▶ Required task
Report how many lines of these entries hold the string "aikataulussa"; reply with the number alone.
┌─ Exercise input
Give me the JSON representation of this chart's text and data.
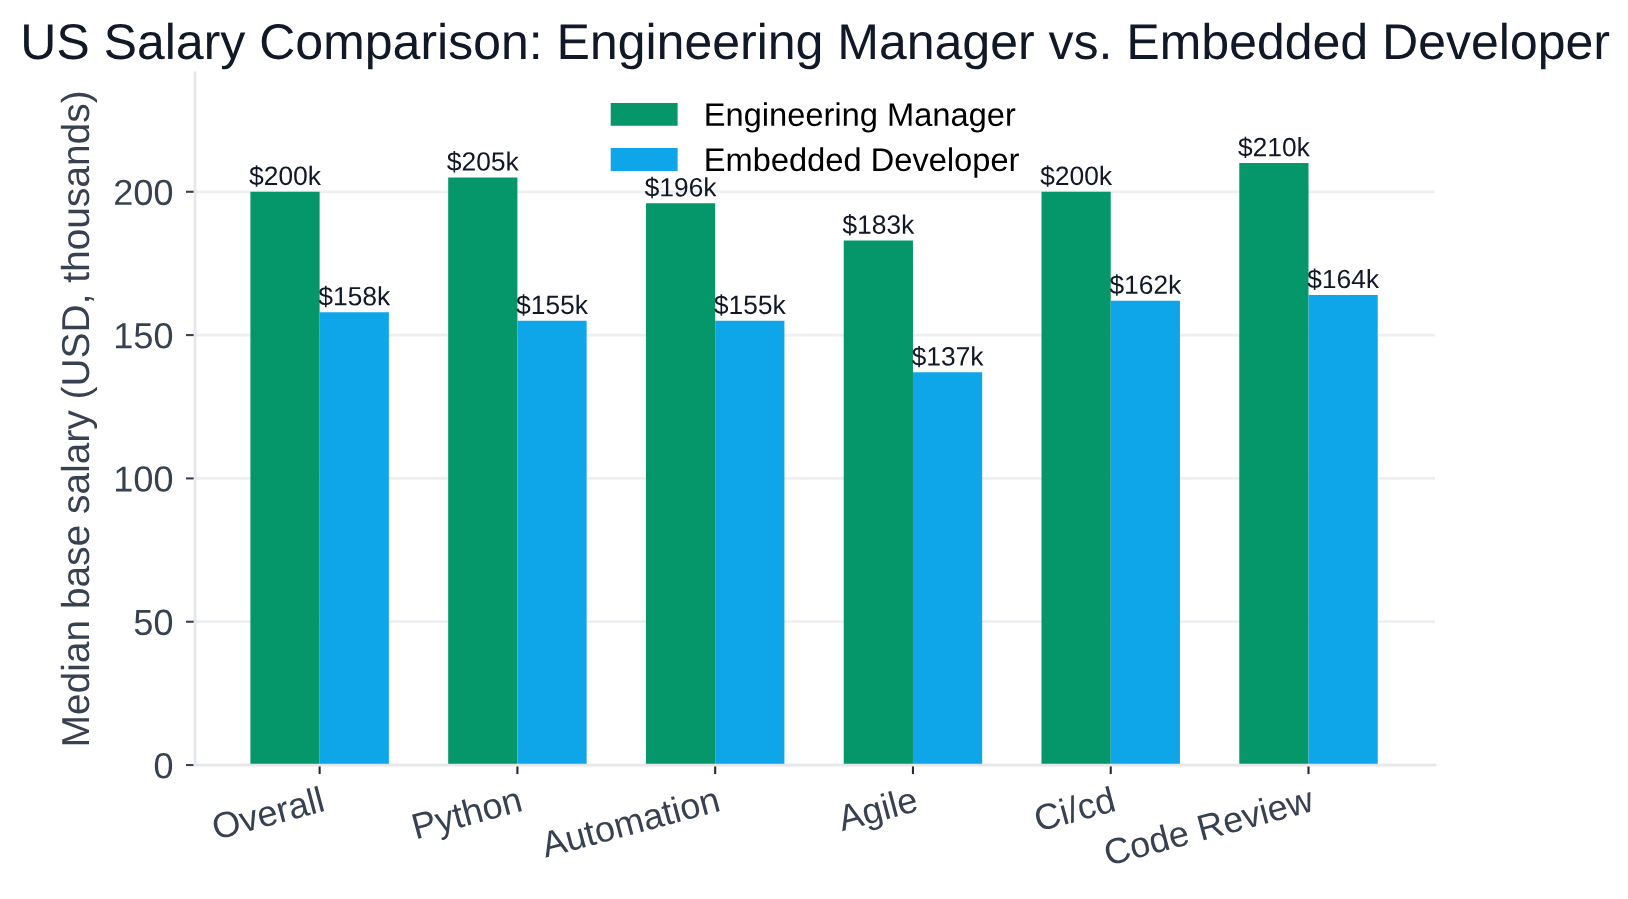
{
  "chart_data": {
    "type": "bar",
    "title": "US Salary Comparison: Engineering Manager vs. Embedded Developer",
    "ylabel": "Median base salary (USD, thousands)",
    "categories": [
      "Overall",
      "Python",
      "Automation",
      "Agile",
      "Ci/cd",
      "Code Review"
    ],
    "series": [
      {
        "name": "Engineering Manager",
        "color": "#059669",
        "values": [
          200,
          205,
          196,
          183,
          200,
          210
        ],
        "value_labels": [
          "$200k",
          "$205k",
          "$196k",
          "$183k",
          "$200k",
          "$210k"
        ]
      },
      {
        "name": "Embedded Developer",
        "color": "#0ea5e9",
        "values": [
          158,
          155,
          155,
          137,
          162,
          164
        ],
        "value_labels": [
          "$158k",
          "$155k",
          "$155k",
          "$137k",
          "$162k",
          "$164k"
        ]
      }
    ],
    "ylim": [
      0,
      241.5
    ],
    "yticks": [
      0,
      50,
      100,
      150,
      200
    ],
    "grid": "y",
    "legend": "top"
  }
}
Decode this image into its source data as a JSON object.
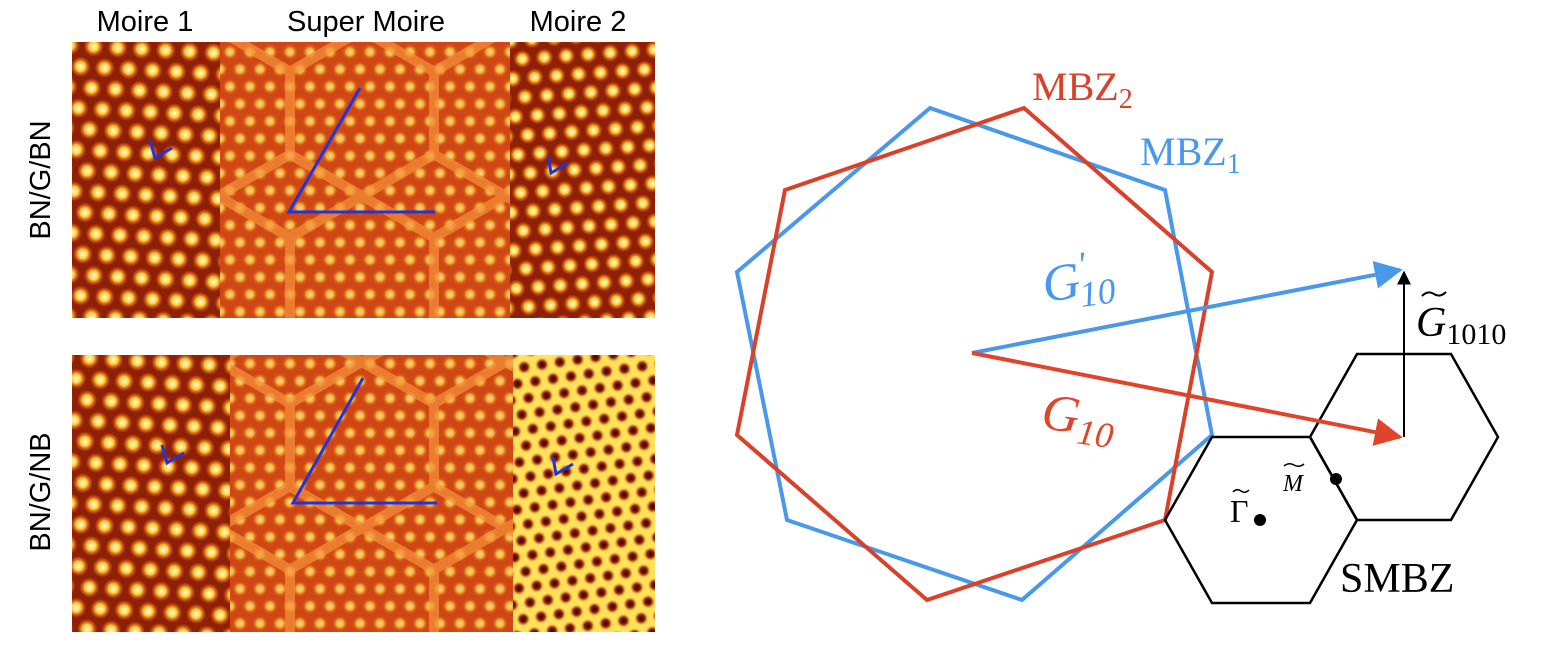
{
  "panels": {
    "columns": [
      "Moire 1",
      "Super Moire",
      "Moire 2"
    ],
    "rows": [
      "BN/G/BN",
      "BN/G/NB"
    ]
  },
  "diagram": {
    "mbz2": {
      "text": "MBZ",
      "sub": "2"
    },
    "mbz1": {
      "text": "MBZ",
      "sub": "1"
    },
    "g10prime": {
      "text": "G",
      "sup": "′",
      "sub": "10"
    },
    "g10": {
      "text": "G",
      "sub": "10"
    },
    "g1010": {
      "text": "G",
      "sub": "1010"
    },
    "gamma": "Γ",
    "m": "M",
    "smbz": "SMBZ"
  }
}
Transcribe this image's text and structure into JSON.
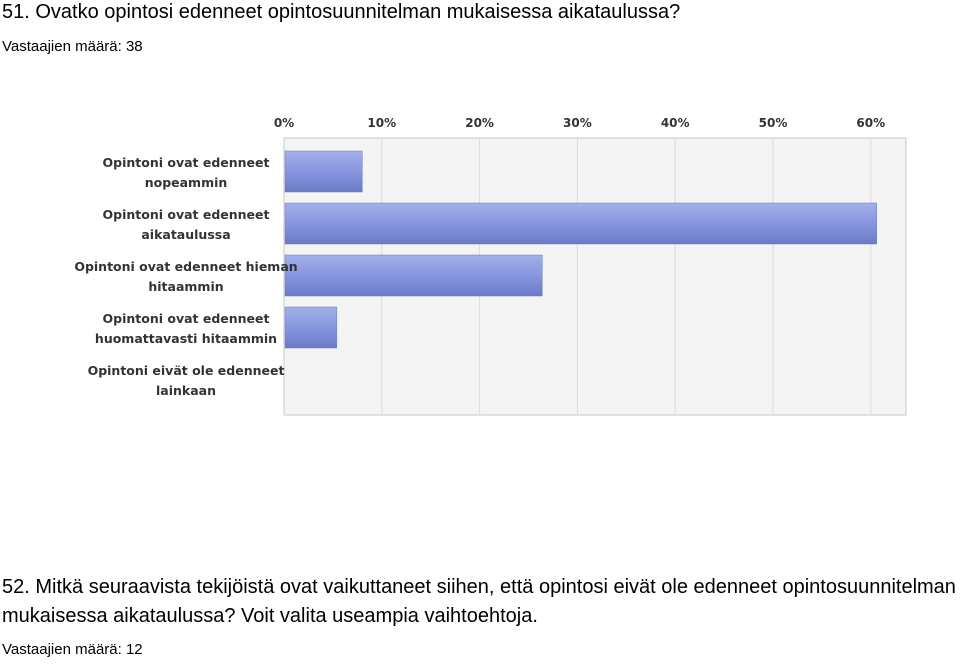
{
  "q51": {
    "title": "51. Ovatko opintosi edenneet opintosuunnitelman mukaisessa aikataulussa?",
    "respondents": "Vastaajien määrä: 38"
  },
  "q52": {
    "title": "52. Mitkä seuraavista tekijöistä ovat vaikuttaneet siihen, että opintosi eivät ole edenneet opintosuunnitelman mukaisessa aikataulussa? Voit valita useampia vaihtoehtoja.",
    "respondents": "Vastaajien määrä: 12"
  },
  "chart_data": {
    "type": "bar",
    "orientation": "horizontal",
    "categories": [
      [
        "Opintoni ovat edenneet",
        "nopeammin"
      ],
      [
        "Opintoni ovat edenneet",
        "aikataulussa"
      ],
      [
        "Opintoni ovat edenneet hieman",
        "hitaammin"
      ],
      [
        "Opintoni ovat edenneet",
        "huomattavasti hitaammin"
      ],
      [
        "Opintoni eivät ole edenneet",
        "lainkaan"
      ]
    ],
    "values": [
      7.9,
      60.5,
      26.3,
      5.3,
      0
    ],
    "xlim": [
      0,
      64
    ],
    "xticks": [
      0,
      10,
      20,
      30,
      40,
      50,
      60
    ],
    "tick_labels": [
      "0%",
      "10%",
      "20%",
      "30%",
      "40%",
      "50%",
      "60%"
    ],
    "axis_position": "top",
    "grid": true,
    "colors": {
      "bar": "#8493dc",
      "bar_light": "#a3b0ec",
      "bar_dark": "#6b7ac8",
      "plot_bg": "#f4f4f4",
      "grid": "#dcdcdc",
      "frame": "#c8c8c8"
    }
  }
}
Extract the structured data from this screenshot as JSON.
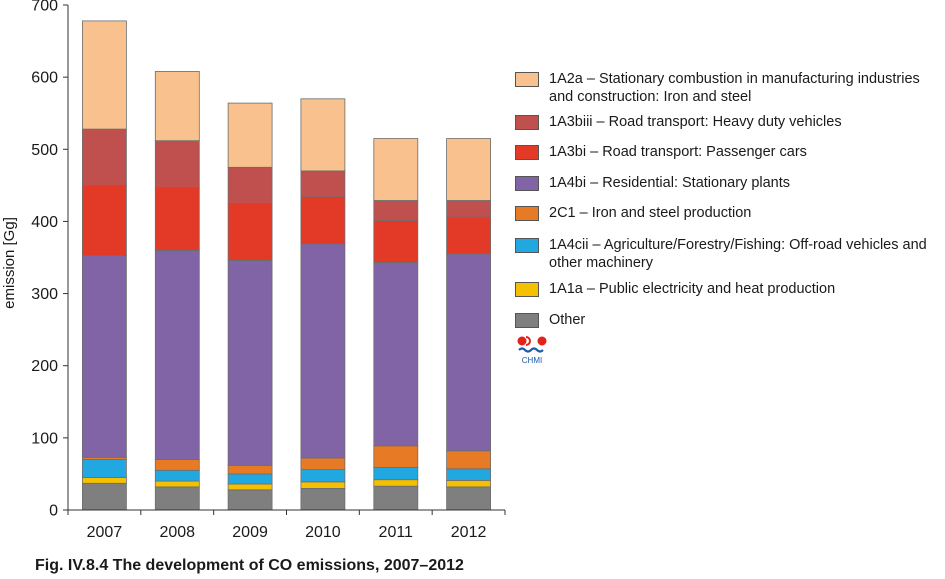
{
  "chart_data": {
    "type": "bar",
    "stacked": true,
    "title": "",
    "ylabel": "emission [Gg]",
    "xlabel": "",
    "ylim": [
      0,
      700
    ],
    "yticks": [
      0,
      100,
      200,
      300,
      400,
      500,
      600,
      700
    ],
    "categories": [
      "2007",
      "2008",
      "2009",
      "2010",
      "2011",
      "2012"
    ],
    "grid": false,
    "legend_position": "right",
    "series": [
      {
        "name": "Other",
        "color": "#7f7f7f",
        "values": [
          37,
          32,
          28,
          30,
          33,
          32
        ]
      },
      {
        "name": "1A1a – Public electricity and heat production",
        "color": "#f5c000",
        "values": [
          8,
          8,
          8,
          9,
          9,
          9
        ]
      },
      {
        "name": "1A4cii – Agriculture/Forestry/Fishing: Off-road vehicles and other machinery",
        "color": "#22a8e0",
        "values": [
          25,
          15,
          14,
          17,
          17,
          16
        ]
      },
      {
        "name": "2C1 – Iron and steel production",
        "color": "#e77a24",
        "values": [
          3,
          15,
          12,
          16,
          30,
          25
        ]
      },
      {
        "name": "1A4bi  – Residential: Stationary plants",
        "color": "#8064a6",
        "values": [
          280,
          290,
          284,
          297,
          254,
          273
        ]
      },
      {
        "name": "1A3bi – Road transport: Passenger cars",
        "color": "#e23a26",
        "values": [
          97,
          87,
          79,
          65,
          58,
          51
        ]
      },
      {
        "name": "1A3biii – Road transport: Heavy duty vehicles",
        "color": "#c0504d",
        "values": [
          78,
          65,
          50,
          36,
          28,
          23
        ]
      },
      {
        "name": "1A2a – Stationary combustion in manufacturing industries and construction: Iron and steel",
        "color": "#f9c18d",
        "values": [
          150,
          96,
          89,
          100,
          86,
          86
        ]
      }
    ]
  },
  "legend": [
    {
      "label": "1A2a – Stationary combustion in manufacturing industries and construction: Iron and steel",
      "color": "#f9c18d"
    },
    {
      "label": "1A3biii – Road transport: Heavy duty vehicles",
      "color": "#c0504d"
    },
    {
      "label": "1A3bi – Road transport: Passenger cars",
      "color": "#e23a26"
    },
    {
      "label": "1A4bi  – Residential: Stationary plants",
      "color": "#8064a6"
    },
    {
      "label": "2C1 – Iron and steel production",
      "color": "#e77a24"
    },
    {
      "label": "1A4cii – Agriculture/Forestry/Fishing: Off-road vehicles and other machinery",
      "color": "#22a8e0"
    },
    {
      "label": "1A1a – Public electricity and heat production",
      "color": "#f5c000"
    },
    {
      "label": "Other",
      "color": "#7f7f7f"
    }
  ],
  "logo": {
    "text": "CHMI"
  },
  "caption": "Fig. IV.8.4  The development of CO emissions, 2007–2012"
}
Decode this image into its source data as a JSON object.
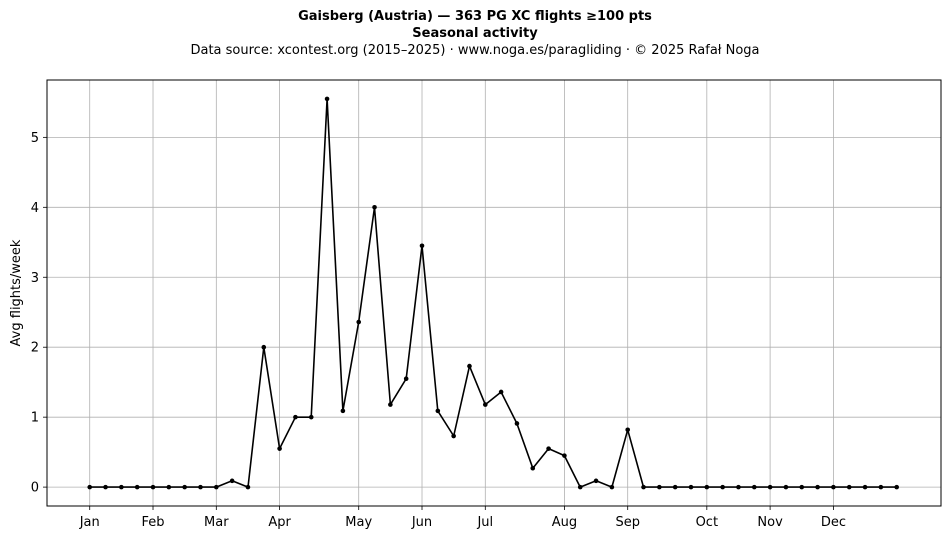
└─
▶ Exercise answer
3